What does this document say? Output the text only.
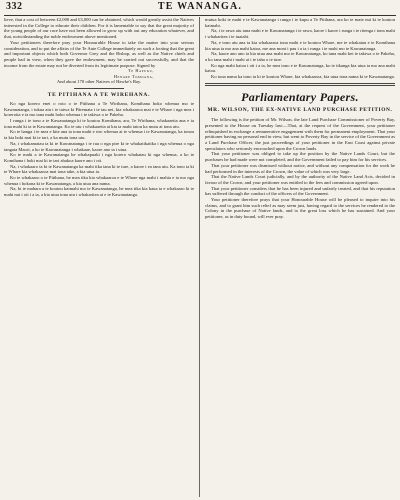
332	TE WANANGA.

lieve, that a cost of between £2,000 and £3,000 can be obtained, which would greatly assist the Natives interested in the College to educate their children. For it is lamentable to say that the great majority of the young people of our race have not been allowed to grow up with out any education whatever, and that, notwithstanding the noble endowment above mentioned.

Your petitioners therefore pray your Honourable House to take the matter into your serious consideration, and to put the affairs of the Te Aute College immediately on such a footing that the great and important objects which both Governor Grey and the Bishop, as well as the Native chiefs and people had in view, when they gave the endowment, may be carried out successfully, and that the income from the estate may not be diverted from its legitimate purpose. Signed by

Te Hapuku,
Henare Tomoana,
And about 170 other Natives of Hawke's Bay.
TE PITIHANA A TE WIREHANA.

Ko nga korero enei o roto o te Pitihana a Te Wirihana, Komihana hoko whenua mo te Kawanatanga, i tukua atu i te taiwa ki Pāremata i te tau nei, kia whakaaroa mai e te Whare i nga mea i korerotia e ia mo tana mahi hoko whenua i te takiwa o te Pakeha.

I runga i te tono a te Kawanatanga ki te koutou Komihana, ara, Te Wirihana, whakaaetia ana e ia tona mahi ki ta te Kawanatanga. Ko te utu i whakaaetia ai kia ia mahi tatou ka mutu ai tona utu.

Ko te hanga i te mea e kite ana ia tona mahi e riro whenua ai te whenua i te Kawanatanga, ka tonoa ia kia hoki mai ki te tari, a ka mutu tona utu.

Na, i whakamatau ia ki te Kawanatanga i te rua o nga pire ki te whakatikatika i nga whenua o nga tangata Maori, a ko te Kawanatanga i whakaae, kaore ano ia i utua.

Ko te mahi a te Kawanatanga he whakapuaki i nga korero whakatau ki nga whenua, a ko te Komihana i hoki mai ki te tari ahakoa kaore ano i oti.

Na, i whakaaro ia ki te Kawanatanga ka mahi tika tana ki te ture, a kaore i ea tana utu. Ka tono ia ki te Whare kia whakaaroa mai tona take, a kia utua ia.

Ko te whakaaro o te Pitihana, he mea tika kia whakaaroa e te Whare nga mahi i mahia e ia mo nga whenua i hokona ki te Kawanatanga, a kia utua ana nama.

Na, ki te mahara a te koutou kaimahi mo te Kawanatanga, he mea tika kia kaua ia e whakaaro ki te mahi nui i oti i a ia, a kia utua tona utu i whakaritea ai e te Kawanatanga.

mutua hoki te mahi e te Kawanatanga i runga i te kupu a Te Pitihana, ara ko te mate nui ki te koutou kaimahi.

Na, i te rawa atu tana mahi e te Kawanatanga i te rawa, kaore i kaore i runga i te ritenga i tona mahi i whakaritea i te tuatahi.

Na, e tono atu ana ia kia whakaaroa tona mahi e te koutou Whare, me te whakatau e te Komihana kia utua ia mo ana mahi katoa, me ana moni i pau i a ia i runga i te mahi mo te Kawanatanga.

Na, kaore ano ano ia kia utua ana mahi mo te Kawanatanga, ko tana mahi kei te takiwa o te Pakeha, a ko tana mahi i mahi ai i te taha o te ture.

Ko nga mahi katoa i oti i a ia, he mea tono e te Kawanatanga, ko te tikanga kia utua ia mo ana mahi katoa.

Ko tona nama ka tono ia ki te koutou Whare, kia whakaaroa, kia utua tona nama ki te Kawanatanga.

Parliamentary Papers.
MR. WILSON, THE EX-NATIVE LAND PURCHASE PETITION.

The following is the petition of Mr. Wilson, the late Land Purchase Commissioner of Poverty Bay, presented to the House on Tuesday last:—That, at the request of the Government, your petitioner relinquished in exchange a remunerative engagement with them for permanent employment. That your petitioner having no personal end in view, but went to Poverty Bay in the service of the Government as a Land Purchase Officer, the just proceedings of your petitioner in the East Coast against private speculators who seriously encroached upon the Crown lands.

That your petitioner was obliged to take up the position by the Native Lands Court, but the purchases he had made were not completed, and the Government failed to pay him for his services.

That your petitioner was dismissed without notice, and without any compensation for the work he had performed in the interests of the Crown, the value of which was very large.

That the Native Lands Court judicially, and by the authority of the Native Land Acts, decided in favour of the Crown, and your petitioner was entitled to the fees and commission agreed upon.

That your petitioner considers that he has been injured and unfairly treated, and that his reputation has suffered through the conduct of the officers of the Government.

Your petitioner therefore prays that your Honourable House will be pleased to inquire into his claims, and to grant him such relief as may seem just, having regard to the services he rendered to the Colony in the purchase of Native lands, and to the great loss which he has sustained. And your petitioner, as in duty bound, will ever pray.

◆ The problem
Give every line of the material that includes the string "tana".

◆ Expected answer
Ko nga korero enei o roto o te Pitihana a Te Wirihana, Komihana hoko whenua mo te Kawanatanga, i tukua atu i te taiwa ki Pāremata i te tau nei, kia whakaaroa mai e te Whare i nga mea i korerotia e ia mo tana mahi hoko whenua i te takiwa o te Pakeha.
Na, i whakaaro ia ki te Kawanatanga ka mahi tika tana ki te ture, a kaore i ea tana utu. Ka tono ia ki te Whare kia whakaaroa mai tona take, a kia utua ia.
Na, i te rawa atu tana mahi e te Kawanatanga i te rawa, kaore i kaore i runga i te ritenga i tona mahi i whakaritea i te tuatahi.
Na, kaore ano ano ia kia utua ana mahi mo te Kawanatanga, ko tana mahi kei te takiwa o te Pakeha, a ko tana mahi i mahi ai i te taha o te ture.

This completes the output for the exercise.